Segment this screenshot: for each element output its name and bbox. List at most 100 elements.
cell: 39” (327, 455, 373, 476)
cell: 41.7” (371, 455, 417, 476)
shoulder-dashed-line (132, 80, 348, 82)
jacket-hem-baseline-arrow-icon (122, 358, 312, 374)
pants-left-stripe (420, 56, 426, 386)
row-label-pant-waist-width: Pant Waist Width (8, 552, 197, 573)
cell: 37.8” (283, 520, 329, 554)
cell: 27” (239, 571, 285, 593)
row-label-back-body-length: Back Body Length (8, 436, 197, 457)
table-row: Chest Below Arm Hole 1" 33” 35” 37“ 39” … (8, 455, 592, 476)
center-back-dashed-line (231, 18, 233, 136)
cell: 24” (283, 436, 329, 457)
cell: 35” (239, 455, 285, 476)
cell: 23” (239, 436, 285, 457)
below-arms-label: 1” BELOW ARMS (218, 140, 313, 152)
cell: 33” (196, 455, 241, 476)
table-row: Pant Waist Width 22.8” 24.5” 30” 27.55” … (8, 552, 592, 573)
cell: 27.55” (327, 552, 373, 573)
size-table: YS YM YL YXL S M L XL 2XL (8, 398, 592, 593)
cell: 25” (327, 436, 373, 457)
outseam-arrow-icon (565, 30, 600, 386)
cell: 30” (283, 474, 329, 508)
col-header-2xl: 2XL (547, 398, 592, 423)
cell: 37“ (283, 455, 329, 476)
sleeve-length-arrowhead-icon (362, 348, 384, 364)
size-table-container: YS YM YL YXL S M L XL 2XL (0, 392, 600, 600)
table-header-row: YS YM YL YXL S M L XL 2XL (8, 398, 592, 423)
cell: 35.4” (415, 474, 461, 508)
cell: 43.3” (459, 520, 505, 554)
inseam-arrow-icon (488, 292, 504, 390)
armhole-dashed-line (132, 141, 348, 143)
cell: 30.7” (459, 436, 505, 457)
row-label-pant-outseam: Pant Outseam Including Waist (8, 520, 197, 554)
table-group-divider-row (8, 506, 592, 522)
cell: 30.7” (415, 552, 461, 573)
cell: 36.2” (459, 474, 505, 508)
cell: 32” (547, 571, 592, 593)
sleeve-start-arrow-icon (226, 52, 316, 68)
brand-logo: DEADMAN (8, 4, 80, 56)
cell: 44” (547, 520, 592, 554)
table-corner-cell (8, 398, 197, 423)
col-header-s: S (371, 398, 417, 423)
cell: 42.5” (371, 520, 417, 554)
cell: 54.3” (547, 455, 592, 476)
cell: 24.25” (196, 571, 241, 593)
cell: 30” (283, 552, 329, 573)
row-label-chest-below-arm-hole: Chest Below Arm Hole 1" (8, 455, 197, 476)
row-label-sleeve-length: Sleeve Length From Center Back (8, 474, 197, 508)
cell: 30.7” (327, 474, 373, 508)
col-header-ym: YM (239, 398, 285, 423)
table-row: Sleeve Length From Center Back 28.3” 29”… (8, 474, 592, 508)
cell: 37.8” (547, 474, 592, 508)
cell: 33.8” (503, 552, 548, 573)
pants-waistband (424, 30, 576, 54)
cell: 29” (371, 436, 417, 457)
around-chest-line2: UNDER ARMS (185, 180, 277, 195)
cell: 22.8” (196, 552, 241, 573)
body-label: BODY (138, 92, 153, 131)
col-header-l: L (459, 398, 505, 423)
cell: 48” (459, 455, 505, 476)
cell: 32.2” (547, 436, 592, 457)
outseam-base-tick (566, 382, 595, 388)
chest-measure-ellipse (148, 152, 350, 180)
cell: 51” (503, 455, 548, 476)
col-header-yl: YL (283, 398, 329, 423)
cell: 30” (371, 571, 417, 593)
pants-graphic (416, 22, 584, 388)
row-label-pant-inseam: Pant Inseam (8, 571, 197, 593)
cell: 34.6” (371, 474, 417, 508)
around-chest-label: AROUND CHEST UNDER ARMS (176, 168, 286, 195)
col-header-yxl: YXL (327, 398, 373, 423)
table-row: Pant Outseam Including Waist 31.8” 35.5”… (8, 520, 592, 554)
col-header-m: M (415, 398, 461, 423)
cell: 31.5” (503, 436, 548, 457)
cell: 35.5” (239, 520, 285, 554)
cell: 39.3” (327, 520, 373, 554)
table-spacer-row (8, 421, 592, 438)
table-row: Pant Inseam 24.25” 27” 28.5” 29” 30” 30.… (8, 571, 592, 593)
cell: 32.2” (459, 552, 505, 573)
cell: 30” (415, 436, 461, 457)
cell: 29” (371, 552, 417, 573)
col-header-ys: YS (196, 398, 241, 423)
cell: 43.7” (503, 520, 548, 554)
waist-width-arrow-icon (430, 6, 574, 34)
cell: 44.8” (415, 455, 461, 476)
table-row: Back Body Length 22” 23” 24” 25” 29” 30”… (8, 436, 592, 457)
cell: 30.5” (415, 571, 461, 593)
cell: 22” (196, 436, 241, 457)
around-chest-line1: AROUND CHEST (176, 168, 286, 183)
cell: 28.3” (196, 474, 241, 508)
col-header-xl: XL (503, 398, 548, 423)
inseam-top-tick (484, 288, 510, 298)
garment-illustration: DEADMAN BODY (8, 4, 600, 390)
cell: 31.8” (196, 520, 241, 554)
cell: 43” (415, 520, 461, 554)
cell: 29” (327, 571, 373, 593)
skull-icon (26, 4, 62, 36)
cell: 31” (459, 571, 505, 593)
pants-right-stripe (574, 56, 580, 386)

────────

### The task
Rewrite all of the items above, changing every "dashed-line" to "dotted-line" and keeping everything else the same.

### Exercise response
Segment this screenshot: for each element output its name and bbox. List at most 100 elements.
cell: 39” (327, 455, 373, 476)
cell: 41.7” (371, 455, 417, 476)
shoulder-dotted-line (132, 80, 348, 82)
jacket-hem-baseline-arrow-icon (122, 358, 312, 374)
pants-left-stripe (420, 56, 426, 386)
row-label-pant-waist-width: Pant Waist Width (8, 552, 197, 573)
cell: 37.8” (283, 520, 329, 554)
cell: 27” (239, 571, 285, 593)
row-label-back-body-length: Back Body Length (8, 436, 197, 457)
table-row: Chest Below Arm Hole 1" 33” 35” 37“ 39” … (8, 455, 592, 476)
center-back-dotted-line (231, 18, 233, 136)
cell: 24” (283, 436, 329, 457)
cell: 35” (239, 455, 285, 476)
cell: 23” (239, 436, 285, 457)
below-arms-label: 1” BELOW ARMS (218, 140, 313, 152)
cell: 33” (196, 455, 241, 476)
table-row: Pant Waist Width 22.8” 24.5” 30” 27.55” … (8, 552, 592, 573)
cell: 27.55” (327, 552, 373, 573)
size-table: YS YM YL YXL S M L XL 2XL (8, 398, 592, 593)
cell: 25” (327, 436, 373, 457)
outseam-arrow-icon (565, 30, 600, 386)
cell: 30” (283, 474, 329, 508)
col-header-2xl: 2XL (547, 398, 592, 423)
cell: 37“ (283, 455, 329, 476)
sleeve-length-arrowhead-icon (362, 348, 384, 364)
size-table-container: YS YM YL YXL S M L XL 2XL (0, 392, 600, 600)
table-header-row: YS YM YL YXL S M L XL 2XL (8, 398, 592, 423)
cell: 35.4” (415, 474, 461, 508)
cell: 43.3” (459, 520, 505, 554)
inseam-arrow-icon (488, 292, 504, 390)
armhole-dotted-line (132, 141, 348, 143)
cell: 30.7” (459, 436, 505, 457)
row-label-pant-outseam: Pant Outseam Including Waist (8, 520, 197, 554)
table-group-divider-row (8, 506, 592, 522)
cell: 30.7” (415, 552, 461, 573)
cell: 36.2” (459, 474, 505, 508)
cell: 32” (547, 571, 592, 593)
sleeve-start-arrow-icon (226, 52, 316, 68)
brand-logo: DEADMAN (8, 4, 80, 56)
cell: 44” (547, 520, 592, 554)
table-corner-cell (8, 398, 197, 423)
col-header-s: S (371, 398, 417, 423)
cell: 42.5” (371, 520, 417, 554)
cell: 54.3” (547, 455, 592, 476)
cell: 24.25” (196, 571, 241, 593)
cell: 30” (283, 552, 329, 573)
row-label-chest-below-arm-hole: Chest Below Arm Hole 1" (8, 455, 197, 476)
row-label-sleeve-length: Sleeve Length From Center Back (8, 474, 197, 508)
cell: 30.7” (327, 474, 373, 508)
col-header-ym: YM (239, 398, 285, 423)
table-row: Sleeve Length From Center Back 28.3” 29”… (8, 474, 592, 508)
cell: 37.8” (547, 474, 592, 508)
cell: 33.8” (503, 552, 548, 573)
pants-waistband (424, 30, 576, 54)
cell: 29” (371, 436, 417, 457)
around-chest-line2: UNDER ARMS (185, 180, 277, 195)
cell: 22.8” (196, 552, 241, 573)
body-label: BODY (138, 92, 153, 131)
col-header-l: L (459, 398, 505, 423)
cell: 48” (459, 455, 505, 476)
cell: 32.2” (547, 436, 592, 457)
outseam-base-tick (566, 382, 595, 388)
chest-measure-ellipse (148, 152, 350, 180)
cell: 51” (503, 455, 548, 476)
col-header-yl: YL (283, 398, 329, 423)
cell: 30” (371, 571, 417, 593)
pants-graphic (416, 22, 584, 388)
row-label-pant-inseam: Pant Inseam (8, 571, 197, 593)
cell: 34.6” (371, 474, 417, 508)
around-chest-label: AROUND CHEST UNDER ARMS (176, 168, 286, 195)
col-header-yxl: YXL (327, 398, 373, 423)
table-row: Pant Outseam Including Waist 31.8” 35.5”… (8, 520, 592, 554)
col-header-m: M (415, 398, 461, 423)
cell: 31.5” (503, 436, 548, 457)
cell: 35.5” (239, 520, 285, 554)
cell: 39.3” (327, 520, 373, 554)
table-spacer-row (8, 421, 592, 438)
table-row: Pant Inseam 24.25” 27” 28.5” 29” 30” 30.… (8, 571, 592, 593)
cell: 32.2” (459, 552, 505, 573)
cell: 30” (415, 436, 461, 457)
cell: 29” (371, 552, 417, 573)
col-header-ys: YS (196, 398, 241, 423)
cell: 43.7” (503, 520, 548, 554)
waist-width-arrow-icon (430, 6, 574, 34)
cell: 44.8” (415, 455, 461, 476)
table-row: Back Body Length 22” 23” 24” 25” 29” 30”… (8, 436, 592, 457)
cell: 30.5” (415, 571, 461, 593)
cell: 22” (196, 436, 241, 457)
around-chest-line1: AROUND CHEST (176, 168, 286, 183)
cell: 28.3” (196, 474, 241, 508)
col-header-xl: XL (503, 398, 548, 423)
inseam-top-tick (484, 288, 510, 298)
garment-illustration: DEADMAN BODY (8, 4, 600, 390)
cell: 31.8” (196, 520, 241, 554)
cell: 43” (415, 520, 461, 554)
cell: 29” (327, 571, 373, 593)
skull-icon (26, 4, 62, 36)
cell: 31” (459, 571, 505, 593)
pants-right-stripe (574, 56, 580, 386)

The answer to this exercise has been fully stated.